── GIVEN RECORDS ──

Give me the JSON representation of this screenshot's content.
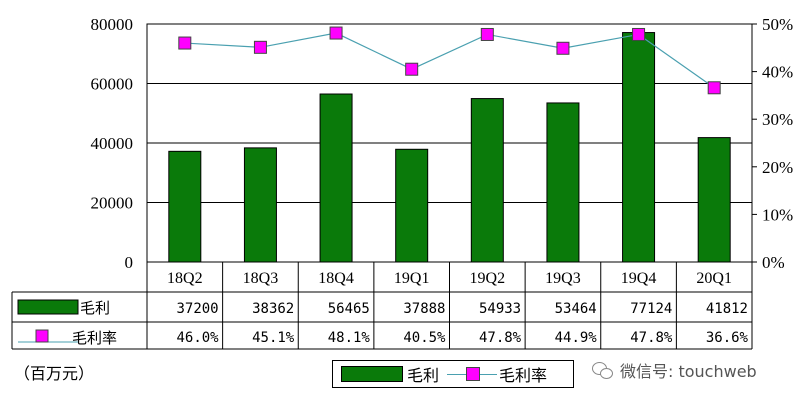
{
  "chart_data": {
    "type": "bar",
    "categories": [
      "18Q2",
      "18Q3",
      "18Q4",
      "19Q1",
      "19Q2",
      "19Q3",
      "19Q4",
      "20Q1"
    ],
    "series": [
      {
        "name": "毛利",
        "type": "bar",
        "axis": "left",
        "values": [
          37200,
          38362,
          56465,
          37888,
          54933,
          53464,
          77124,
          41812
        ],
        "labels": [
          "37200",
          "38362",
          "56465",
          "37888",
          "54933",
          "53464",
          "77124",
          "41812"
        ],
        "color": "#0a7a0a"
      },
      {
        "name": "毛利率",
        "type": "line",
        "axis": "right",
        "values": [
          46.0,
          45.1,
          48.1,
          40.5,
          47.8,
          44.9,
          47.8,
          36.6
        ],
        "labels": [
          "46.0%",
          "45.1%",
          "48.1%",
          "40.5%",
          "47.8%",
          "44.9%",
          "47.8%",
          "36.6%"
        ],
        "color": "#4aa0b0",
        "marker_color": "#ff00ff"
      }
    ],
    "y_left": {
      "range": [
        0,
        80000
      ],
      "ticks": [
        "0",
        "20000",
        "40000",
        "60000",
        "80000"
      ]
    },
    "y_right": {
      "range": [
        0,
        50
      ],
      "ticks": [
        "0%",
        "10%",
        "20%",
        "30%",
        "40%",
        "50%"
      ]
    },
    "grid": true,
    "data_table": true,
    "legend_position": "bottom",
    "unit_label": "（百万元）"
  },
  "watermark": "微信号: touchweb"
}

───

# [YOUR INSTRUCTIONS]
Repeat each record exactly, with the pictures left out.

# [THE ANSWER]
Give me the JSON representation of this screenshot's content.
{
  "chart_data": {
    "type": "bar",
    "categories": [
      "18Q2",
      "18Q3",
      "18Q4",
      "19Q1",
      "19Q2",
      "19Q3",
      "19Q4",
      "20Q1"
    ],
    "series": [
      {
        "name": "毛利",
        "type": "bar",
        "axis": "left",
        "values": [
          37200,
          38362,
          56465,
          37888,
          54933,
          53464,
          77124,
          41812
        ],
        "labels": [
          "37200",
          "38362",
          "56465",
          "37888",
          "54933",
          "53464",
          "77124",
          "41812"
        ],
        "color": "#0a7a0a"
      },
      {
        "name": "毛利率",
        "type": "line",
        "axis": "right",
        "values": [
          46.0,
          45.1,
          48.1,
          40.5,
          47.8,
          44.9,
          47.8,
          36.6
        ],
        "labels": [
          "46.0%",
          "45.1%",
          "48.1%",
          "40.5%",
          "47.8%",
          "44.9%",
          "47.8%",
          "36.6%"
        ],
        "color": "#4aa0b0",
        "marker_color": "#ff00ff"
      }
    ],
    "y_left": {
      "range": [
        0,
        80000
      ],
      "ticks": [
        "0",
        "20000",
        "40000",
        "60000",
        "80000"
      ]
    },
    "y_right": {
      "range": [
        0,
        50
      ],
      "ticks": [
        "0%",
        "10%",
        "20%",
        "30%",
        "40%",
        "50%"
      ]
    },
    "grid": true,
    "data_table": true,
    "legend_position": "bottom",
    "unit_label": "（百万元）"
  },
  "watermark": "微信号: touchweb"
}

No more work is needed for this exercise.